State v. James D. Crochiere, 2004 WI 78, affirming unpublished opinion
For Crochiere: Steven P. Weiss, SPD, Madison Appellate

Issue: Whether post-sentencing events such as rehabilitation which would not be considered “new factors” supporting reduction of indeterminate sentence may be regarded as new factors under the determinate regime of TIS-I.

Holding:

¶9. Crochiere bases his argument for sentence reduction, in part, on this shift away from the executive branch’s participation due to the legislature’s elimination of parole. He contends that this change brought about through TIS-I requires courts to examine rehabilitative progress and to conclude that since there is no longer any other way to review it, rehabilitation must become a new factor upon which a circuit court may base sentence modification. …

¶17. Crochiere claims he has shown a new factor by his rehabilitation and the court’s lack of knowledge of his child support obligation. …

¶20. Crochiere contends that we should reject the reasoning in Champion because Champion was grounded solely on the inmate’s rehabilitation during incarceration. While by comparison, Crochiere also has a child support obligation, which was not known to the circuit court at sentencing and is linked to his rehabilitation….
========
• [Set tasks]
1. Rewrite the bounding box entries from the first line through the line containing "taskbar-clock[interactable]: 4:42 PM", changing "todo-text" to "item-text" and leaving everything else unchanged.
2. Continue the excerpt on State v. Crochiere past its last paragraph.

• [Bounding box entries]
========
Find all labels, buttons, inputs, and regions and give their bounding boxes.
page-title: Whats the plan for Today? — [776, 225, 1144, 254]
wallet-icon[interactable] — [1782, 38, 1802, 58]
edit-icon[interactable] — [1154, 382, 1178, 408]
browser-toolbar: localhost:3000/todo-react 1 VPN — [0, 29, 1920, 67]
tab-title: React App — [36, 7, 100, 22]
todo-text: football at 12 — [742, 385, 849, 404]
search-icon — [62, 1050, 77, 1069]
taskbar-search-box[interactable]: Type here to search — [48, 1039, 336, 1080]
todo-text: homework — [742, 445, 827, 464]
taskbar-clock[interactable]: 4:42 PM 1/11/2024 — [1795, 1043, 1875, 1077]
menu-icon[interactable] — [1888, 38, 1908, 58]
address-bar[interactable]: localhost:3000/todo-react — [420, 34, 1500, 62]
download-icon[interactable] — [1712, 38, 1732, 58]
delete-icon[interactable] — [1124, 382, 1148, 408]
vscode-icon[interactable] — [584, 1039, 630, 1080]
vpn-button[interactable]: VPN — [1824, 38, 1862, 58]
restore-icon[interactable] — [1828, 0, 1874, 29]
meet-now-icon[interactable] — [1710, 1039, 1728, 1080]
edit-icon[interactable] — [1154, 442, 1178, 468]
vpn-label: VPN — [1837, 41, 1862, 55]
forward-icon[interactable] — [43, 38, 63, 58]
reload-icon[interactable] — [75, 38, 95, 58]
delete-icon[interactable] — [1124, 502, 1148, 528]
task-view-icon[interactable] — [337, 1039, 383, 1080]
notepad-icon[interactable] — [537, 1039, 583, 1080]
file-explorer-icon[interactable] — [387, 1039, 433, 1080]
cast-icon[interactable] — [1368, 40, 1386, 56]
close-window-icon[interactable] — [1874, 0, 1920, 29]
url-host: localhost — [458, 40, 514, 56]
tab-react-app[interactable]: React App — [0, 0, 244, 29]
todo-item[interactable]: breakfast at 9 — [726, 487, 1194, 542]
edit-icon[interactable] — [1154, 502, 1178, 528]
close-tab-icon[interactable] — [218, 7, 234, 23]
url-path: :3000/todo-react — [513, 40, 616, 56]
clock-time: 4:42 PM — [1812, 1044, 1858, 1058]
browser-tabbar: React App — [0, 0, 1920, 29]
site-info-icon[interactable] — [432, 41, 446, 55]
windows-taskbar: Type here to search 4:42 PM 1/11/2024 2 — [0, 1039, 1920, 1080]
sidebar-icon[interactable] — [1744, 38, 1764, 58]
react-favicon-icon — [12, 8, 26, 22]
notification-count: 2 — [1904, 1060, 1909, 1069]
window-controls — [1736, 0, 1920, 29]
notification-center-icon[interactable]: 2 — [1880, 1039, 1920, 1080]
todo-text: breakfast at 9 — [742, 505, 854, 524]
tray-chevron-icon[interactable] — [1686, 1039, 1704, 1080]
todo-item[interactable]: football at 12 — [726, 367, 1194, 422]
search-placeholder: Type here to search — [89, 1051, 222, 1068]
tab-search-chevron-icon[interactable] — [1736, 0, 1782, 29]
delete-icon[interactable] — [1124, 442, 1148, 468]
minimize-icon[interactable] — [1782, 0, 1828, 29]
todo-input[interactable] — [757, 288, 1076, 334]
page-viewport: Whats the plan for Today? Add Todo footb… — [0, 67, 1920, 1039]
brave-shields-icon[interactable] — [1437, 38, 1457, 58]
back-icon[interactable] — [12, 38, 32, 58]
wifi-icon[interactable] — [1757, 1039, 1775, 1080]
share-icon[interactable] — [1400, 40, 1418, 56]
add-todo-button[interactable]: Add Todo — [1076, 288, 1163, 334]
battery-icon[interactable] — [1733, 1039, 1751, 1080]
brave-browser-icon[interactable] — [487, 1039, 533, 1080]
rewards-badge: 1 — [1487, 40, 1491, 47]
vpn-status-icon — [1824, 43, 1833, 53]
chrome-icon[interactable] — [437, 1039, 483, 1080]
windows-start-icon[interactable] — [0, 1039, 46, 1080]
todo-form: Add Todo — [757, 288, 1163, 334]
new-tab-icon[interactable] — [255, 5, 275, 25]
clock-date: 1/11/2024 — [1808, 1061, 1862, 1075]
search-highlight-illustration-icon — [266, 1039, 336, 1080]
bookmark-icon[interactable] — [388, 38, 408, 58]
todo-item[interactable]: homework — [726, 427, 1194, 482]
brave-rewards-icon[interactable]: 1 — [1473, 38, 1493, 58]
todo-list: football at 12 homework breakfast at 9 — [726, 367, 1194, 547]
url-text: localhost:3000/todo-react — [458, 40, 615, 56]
========
• [Written responses]
1.
Find all labels, buttons, inputs, and regions and give their bounding boxes.
page-title: Whats the plan for Today? — [776, 225, 1144, 254]
wallet-icon[interactable] — [1782, 38, 1802, 58]
edit-icon[interactable] — [1154, 382, 1178, 408]
browser-toolbar: localhost:3000/todo-react 1 VPN — [0, 29, 1920, 67]
tab-title: React App — [36, 7, 100, 22]
item-text: football at 12 — [742, 385, 849, 404]
search-icon — [62, 1050, 77, 1069]
taskbar-search-box[interactable]: Type here to search — [48, 1039, 336, 1080]
item-text: homework — [742, 445, 827, 464]
taskbar-clock[interactable]: 4:42 PM 1/11/2024 — [1795, 1043, 1875, 1077]

2.
¶21. The circuit court held a hearing to permit Crochiere to develop all the facts relevant to his child support obligation. The court then reviewed the factors on which it based Crochiere’s sentence and concluded that its lack of knowledge that Crochiere had a son to help support would not have affected the sentence it imposed. … Therefore, even though the circuit court initially was unaware of Crochiere’s obligation to support his son, that fact was not one that frustrated the purpose of the sentence imposed.

¶22. Additionally, Crochiere’s rehabilitation is not a circumstance that frustrates the purpose of the sentence. … The court was of the opinion that Crochiere was a danger to the community. Deterrence and punishment were the major factors upon which the court focused. And, as has been noted, rehabilitation while incarcerated is not a circumstance that will frustrate the purpose of a sentence, Champion, 258 Wis. 2d 781, 13, as we conclude it is likely that circuit courts sentence with the hope that rehabilitation will occur.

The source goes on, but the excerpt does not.